Dokument:
=-=-=-=-=

De Schelm vun Möhlbrook
Gelungener Saisonauftakt mit dem “Schelm vun Möhlbrook”
Ensemble zeigte durchweg gute Leistungen
Einige neue Schauspieler
„De Appeln sind riep, un de Lüüd kött mennichmol wedder in't Theoter gohn" -so wurde das Premierenpublikum am Sonntagabend begrüßt, als die „Schleswiger Speeldeel" zur Eröffnung der Saison 1977/78 eingeladen hatte. In unermüdlicher Arbeit bringt diese Plattdeutsche Bühne, die seit 1961 besteht und zur Zeit rund 40 Spieler hat, niederdeutsche Stücke heraus, die Ihr festes Publikum finden. Aus dem Programm erfuhr man weiterhin, daß ab November neue Probenräume am Stadtfeld bezogen werden, wo „Besucher willkommen sind", und daß am 11. Dezember das Stück „Gode Geister" wiederholt wird.

=-=-=-=-=

Aufgabe:
Beantworte anhand des Berichts über den Saisonauftakt der „Schleswiger Speeldeel“:
(a) Seit welchem Jahr besteht die Plattdeutsche Bühne, und wie viele Spieler hat sie zurzeit?
(b) Ab wann und wo werden neue Probenräume bezogen?
(c) Welches Stück wird am 11. Dezember wiederholt?

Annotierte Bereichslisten

=-=-=-=-=

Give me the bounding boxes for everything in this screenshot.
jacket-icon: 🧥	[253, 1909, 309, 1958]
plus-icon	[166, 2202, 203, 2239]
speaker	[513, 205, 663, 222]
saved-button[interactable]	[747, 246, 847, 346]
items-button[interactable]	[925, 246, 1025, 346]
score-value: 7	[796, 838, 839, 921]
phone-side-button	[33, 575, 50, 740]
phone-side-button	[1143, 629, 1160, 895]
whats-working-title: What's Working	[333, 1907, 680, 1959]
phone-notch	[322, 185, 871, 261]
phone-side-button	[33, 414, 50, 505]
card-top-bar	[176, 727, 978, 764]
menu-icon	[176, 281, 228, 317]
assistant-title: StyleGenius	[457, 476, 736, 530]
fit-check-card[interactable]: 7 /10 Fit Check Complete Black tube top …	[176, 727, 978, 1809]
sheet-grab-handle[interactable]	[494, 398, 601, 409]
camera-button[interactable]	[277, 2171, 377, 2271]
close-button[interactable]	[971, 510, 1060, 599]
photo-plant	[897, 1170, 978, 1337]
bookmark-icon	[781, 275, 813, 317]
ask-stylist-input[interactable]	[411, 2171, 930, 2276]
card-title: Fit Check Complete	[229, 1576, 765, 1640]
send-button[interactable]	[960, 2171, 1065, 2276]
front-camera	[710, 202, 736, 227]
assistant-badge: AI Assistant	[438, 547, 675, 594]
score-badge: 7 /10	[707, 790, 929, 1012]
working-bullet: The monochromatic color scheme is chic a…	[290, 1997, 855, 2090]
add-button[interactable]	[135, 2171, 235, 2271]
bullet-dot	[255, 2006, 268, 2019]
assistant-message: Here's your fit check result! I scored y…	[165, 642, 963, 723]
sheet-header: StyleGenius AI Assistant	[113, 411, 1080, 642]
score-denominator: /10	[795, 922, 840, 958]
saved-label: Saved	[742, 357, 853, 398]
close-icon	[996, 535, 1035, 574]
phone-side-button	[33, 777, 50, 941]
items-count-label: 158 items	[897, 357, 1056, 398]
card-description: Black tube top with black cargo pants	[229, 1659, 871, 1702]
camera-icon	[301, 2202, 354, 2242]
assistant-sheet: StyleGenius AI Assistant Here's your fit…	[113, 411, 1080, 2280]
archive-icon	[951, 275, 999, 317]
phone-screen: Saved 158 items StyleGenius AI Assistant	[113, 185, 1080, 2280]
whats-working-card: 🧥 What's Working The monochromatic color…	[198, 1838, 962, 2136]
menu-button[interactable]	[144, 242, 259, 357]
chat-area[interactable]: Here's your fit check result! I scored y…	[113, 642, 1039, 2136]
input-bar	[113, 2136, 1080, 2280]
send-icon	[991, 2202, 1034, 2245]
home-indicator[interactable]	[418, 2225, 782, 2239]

=-=-=-=-=

Ergebnis:
(a) Seit 1961; zurzeit rund 40 Spieler.
(b) Ab November, am Stadtfeld.
(c) „Gode Geister“.